Extracted data entries:
------

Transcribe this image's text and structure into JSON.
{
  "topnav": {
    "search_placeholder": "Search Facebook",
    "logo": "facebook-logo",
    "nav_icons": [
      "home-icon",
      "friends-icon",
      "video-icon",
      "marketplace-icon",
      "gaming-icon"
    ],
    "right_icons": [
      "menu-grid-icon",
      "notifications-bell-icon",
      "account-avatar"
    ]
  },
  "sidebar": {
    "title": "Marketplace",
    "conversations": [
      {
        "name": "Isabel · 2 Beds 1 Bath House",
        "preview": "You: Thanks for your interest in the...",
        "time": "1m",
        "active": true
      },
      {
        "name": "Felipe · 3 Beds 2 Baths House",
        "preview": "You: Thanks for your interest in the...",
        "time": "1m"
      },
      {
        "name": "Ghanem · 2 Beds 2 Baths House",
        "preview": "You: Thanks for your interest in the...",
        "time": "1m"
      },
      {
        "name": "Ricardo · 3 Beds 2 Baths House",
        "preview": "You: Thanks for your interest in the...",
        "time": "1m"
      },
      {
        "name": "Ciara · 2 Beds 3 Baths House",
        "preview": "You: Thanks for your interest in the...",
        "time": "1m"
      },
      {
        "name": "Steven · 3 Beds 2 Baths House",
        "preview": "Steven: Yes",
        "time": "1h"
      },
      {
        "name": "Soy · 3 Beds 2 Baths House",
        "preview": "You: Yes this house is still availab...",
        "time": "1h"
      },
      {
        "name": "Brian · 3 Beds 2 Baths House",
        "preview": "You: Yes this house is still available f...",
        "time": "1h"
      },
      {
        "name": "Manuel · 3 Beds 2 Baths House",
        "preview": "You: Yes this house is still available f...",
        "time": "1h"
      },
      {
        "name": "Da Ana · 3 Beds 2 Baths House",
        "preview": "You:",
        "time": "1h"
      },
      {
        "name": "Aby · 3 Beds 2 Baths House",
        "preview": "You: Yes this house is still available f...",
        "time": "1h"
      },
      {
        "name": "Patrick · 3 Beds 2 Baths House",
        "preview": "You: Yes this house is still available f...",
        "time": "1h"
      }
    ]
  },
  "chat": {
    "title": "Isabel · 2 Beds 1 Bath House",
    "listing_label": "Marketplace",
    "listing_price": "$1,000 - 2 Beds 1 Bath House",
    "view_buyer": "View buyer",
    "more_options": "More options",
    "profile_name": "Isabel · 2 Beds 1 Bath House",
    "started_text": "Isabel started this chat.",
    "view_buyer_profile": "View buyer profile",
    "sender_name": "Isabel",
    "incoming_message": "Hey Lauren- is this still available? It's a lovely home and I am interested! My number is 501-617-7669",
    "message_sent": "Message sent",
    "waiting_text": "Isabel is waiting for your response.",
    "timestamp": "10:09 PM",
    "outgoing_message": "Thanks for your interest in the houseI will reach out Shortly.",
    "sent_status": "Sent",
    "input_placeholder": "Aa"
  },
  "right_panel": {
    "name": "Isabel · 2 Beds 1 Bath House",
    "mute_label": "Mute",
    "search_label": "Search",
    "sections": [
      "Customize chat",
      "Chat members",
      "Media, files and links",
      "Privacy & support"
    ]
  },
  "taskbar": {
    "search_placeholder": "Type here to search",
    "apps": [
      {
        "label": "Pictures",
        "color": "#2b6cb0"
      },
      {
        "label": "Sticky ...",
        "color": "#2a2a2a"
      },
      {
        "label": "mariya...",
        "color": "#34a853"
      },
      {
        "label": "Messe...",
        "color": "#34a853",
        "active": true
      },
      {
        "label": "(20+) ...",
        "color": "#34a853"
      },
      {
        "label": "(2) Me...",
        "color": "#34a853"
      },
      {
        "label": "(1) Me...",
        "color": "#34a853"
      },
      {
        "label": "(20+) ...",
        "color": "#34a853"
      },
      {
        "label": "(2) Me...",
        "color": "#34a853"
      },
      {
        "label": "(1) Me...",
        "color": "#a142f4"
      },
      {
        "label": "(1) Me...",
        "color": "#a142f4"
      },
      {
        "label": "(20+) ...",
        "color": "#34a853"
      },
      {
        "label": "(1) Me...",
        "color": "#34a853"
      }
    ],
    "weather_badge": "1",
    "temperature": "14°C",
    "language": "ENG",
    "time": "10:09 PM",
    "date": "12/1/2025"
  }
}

------

- _TO DO_:
Copy out the full listing exactly.

- _SOLVED EXERCISE_:
Transcribe this image's text and structure into JSON.
{
  "topnav": {
    "search_placeholder": "Search Facebook",
    "logo": "facebook-logo",
    "nav_icons": [
      "home-icon",
      "friends-icon",
      "video-icon",
      "marketplace-icon",
      "gaming-icon"
    ],
    "right_icons": [
      "menu-grid-icon",
      "notifications-bell-icon",
      "account-avatar"
    ]
  },
  "sidebar": {
    "title": "Marketplace",
    "conversations": [
      {
        "name": "Isabel · 2 Beds 1 Bath House",
        "preview": "You: Thanks for your interest in the...",
        "time": "1m",
        "active": true
      },
      {
        "name": "Felipe · 3 Beds 2 Baths House",
        "preview": "You: Thanks for your interest in the...",
        "time": "1m"
      },
      {
        "name": "Ghanem · 2 Beds 2 Baths House",
        "preview": "You: Thanks for your interest in the...",
        "time": "1m"
      },
      {
        "name": "Ricardo · 3 Beds 2 Baths House",
        "preview": "You: Thanks for your interest in the...",
        "time": "1m"
      },
      {
        "name": "Ciara · 2 Beds 3 Baths House",
        "preview": "You: Thanks for your interest in the...",
        "time": "1m"
      },
      {
        "name": "Steven · 3 Beds 2 Baths House",
        "preview": "Steven: Yes",
        "time": "1h"
      },
      {
        "name": "Soy · 3 Beds 2 Baths House",
        "preview": "You: Yes this house is still availab...",
        "time": "1h"
      },
      {
        "name": "Brian · 3 Beds 2 Baths House",
        "preview": "You: Yes this house is still available f...",
        "time": "1h"
      },
      {
        "name": "Manuel · 3 Beds 2 Baths House",
        "preview": "You: Yes this house is still available f...",
        "time": "1h"
      },
      {
        "name": "Da Ana · 3 Beds 2 Baths House",
        "preview": "You:",
        "time": "1h"
      },
      {
        "name": "Aby · 3 Beds 2 Baths House",
        "preview": "You: Yes this house is still available f...",
        "time": "1h"
      },
      {
        "name": "Patrick · 3 Beds 2 Baths House",
        "preview": "You: Yes this house is still available f...",
        "time": "1h"
      }
    ]
  },
  "chat": {
    "title": "Isabel · 2 Beds 1 Bath House",
    "listing_label": "Marketplace",
    "listing_price": "$1,000 - 2 Beds 1 Bath House",
    "view_buyer": "View buyer",
    "more_options": "More options",
    "profile_name": "Isabel · 2 Beds 1 Bath House",
    "started_text": "Isabel started this chat.",
    "view_buyer_profile": "View buyer profile",
    "sender_name": "Isabel",
    "incoming_message": "Hey Lauren- is this still available? It's a lovely home and I am interested! My number is 501-617-7669",
    "message_sent": "Message sent",
    "waiting_text": "Isabel is waiting for your response.",
    "timestamp": "10:09 PM",
    "outgoing_message": "Thanks for your interest in the houseI will reach out Shortly.",
    "sent_status": "Sent",
    "input_placeholder": "Aa"
  },
  "right_panel": {
    "name": "Isabel · 2 Beds 1 Bath House",
    "mute_label": "Mute",
    "search_label": "Search",
    "sections": [
      "Customize chat",
      "Chat members",
      "Media, files and links",
      "Privacy & support"
    ]
  },
  "taskbar": {
    "search_placeholder": "Type here to search",
    "apps": [
      {
        "label": "Pictures",
        "color": "#2b6cb0"
      },
      {
        "label": "Sticky ...",
        "color": "#2a2a2a"
      },
      {
        "label": "mariya...",
        "color": "#34a853"
      },
      {
        "label": "Messe...",
        "color": "#34a853",
        "active": true
      },
      {
        "label": "(20+) ...",
        "color": "#34a853"
      },
      {
        "label": "(2) Me...",
        "color": "#34a853"
      },
      {
        "label": "(1) Me...",
        "color": "#34a853"
      },
      {
        "label": "(20+) ...",
        "color": "#34a853"
      },
      {
        "label": "(2) Me...",
        "color": "#34a853"
      },
      {
        "label": "(1) Me...",
        "color": "#a142f4"
      },
      {
        "label": "(1) Me...",
        "color": "#a142f4"
      },
      {
        "label": "(20+) ...",
        "color": "#34a853"
      },
      {
        "label": "(1) Me...",
        "color": "#34a853"
      }
    ],
    "weather_badge": "1",
    "temperature": "14°C",
    "language": "ENG",
    "time": "10:09 PM",
    "date": "12/1/2025"
  }
}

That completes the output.